> **OBJECTIVE**: Your task is to copy every line of the entries that contains "text".

> **EXERCISE DATA**:
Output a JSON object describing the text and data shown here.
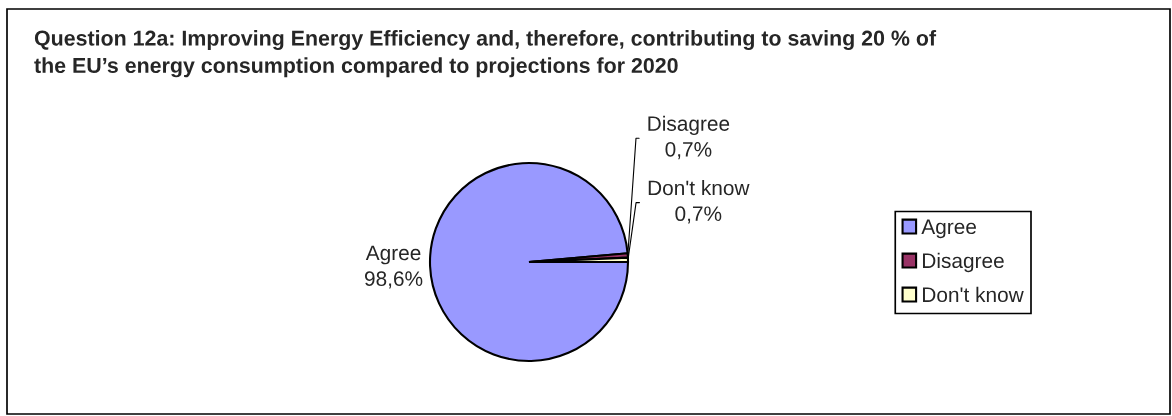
{
  "chart_data": {
    "type": "pie",
    "title": "Question 12a: Improving Energy Efficiency and, therefore, contributing to saving 20 % of\nthe EU’s energy consumption compared to projections for 2020",
    "categories": [
      "Agree",
      "Disagree",
      "Don't know"
    ],
    "values": [
      98.6,
      0.7,
      0.7
    ],
    "colors": [
      "#9999ff",
      "#993366",
      "#ffffcc"
    ],
    "value_labels": [
      "98,6%",
      "0,7%",
      "0,7%"
    ],
    "legend": "right"
  }
}
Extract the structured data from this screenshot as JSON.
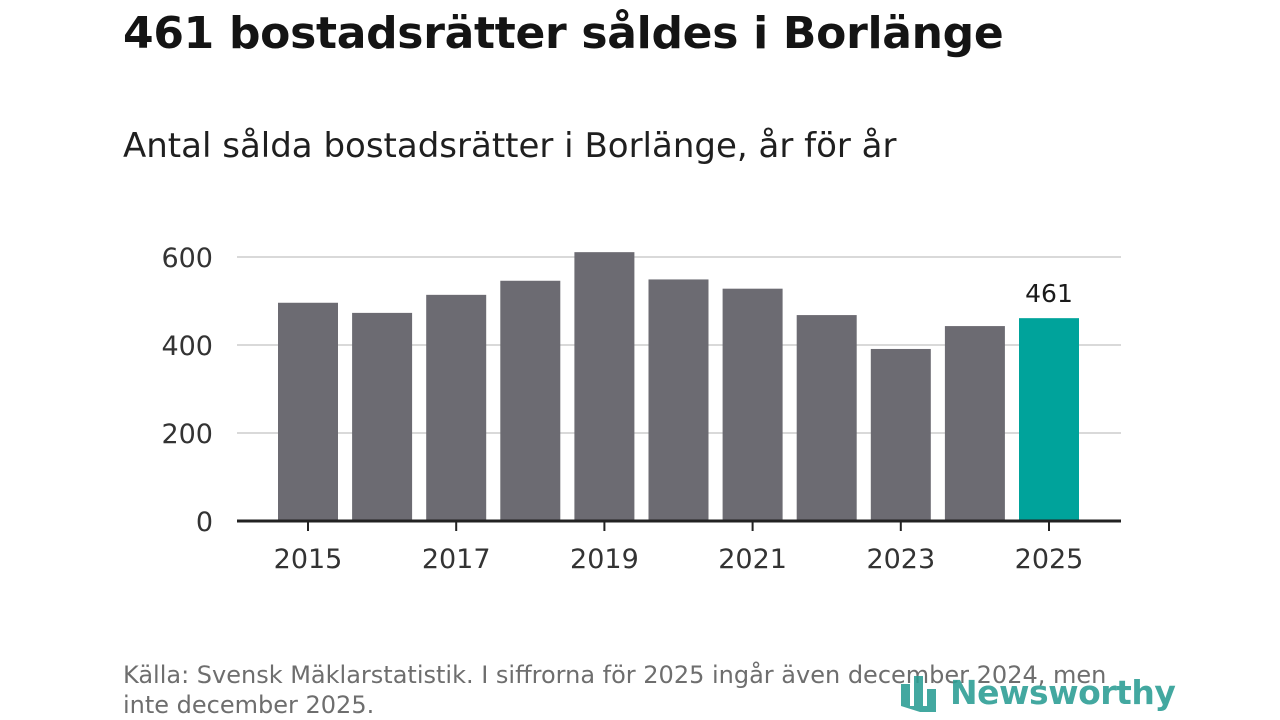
{
  "title": "461 bostadsrätter såldes i Borlänge",
  "subtitle": "Antal sålda bostadsrätter i Borlänge, år för år",
  "source": "Källa: Svensk Mäklarstatistik. I siffrorna för 2025 ingår även december 2024, men inte december 2025.",
  "brand": "Newsworthy",
  "colors": {
    "bar": "#6c6b72",
    "highlight": "#00a39b",
    "grid": "#d9d9d9",
    "axis": "#222222",
    "brand": "#2a9d93"
  },
  "chart_data": {
    "type": "bar",
    "categories": [
      "2015",
      "2016",
      "2017",
      "2018",
      "2019",
      "2020",
      "2021",
      "2022",
      "2023",
      "2024",
      "2025"
    ],
    "values": [
      496,
      473,
      514,
      546,
      611,
      549,
      528,
      468,
      391,
      443,
      461
    ],
    "highlight": "2025",
    "data_labels": [
      {
        "category": "2025",
        "text": "461"
      }
    ],
    "yticks": [
      0,
      200,
      400,
      600
    ],
    "xticks": [
      "2015",
      "2017",
      "2019",
      "2021",
      "2023",
      "2025"
    ],
    "ylim": [
      0,
      600
    ],
    "grid": true,
    "legend": "none"
  }
}
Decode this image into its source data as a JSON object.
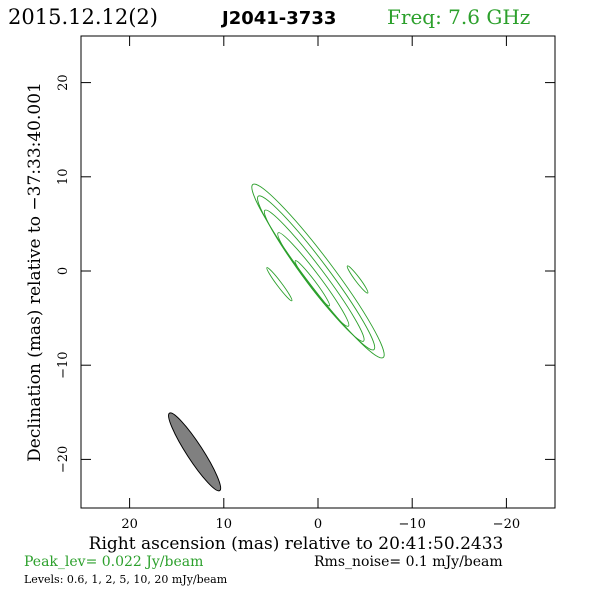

> **ANSWER TO THIS PROBLEM**:
Output a JSON object describing the text and data shown here.
        "text": "461"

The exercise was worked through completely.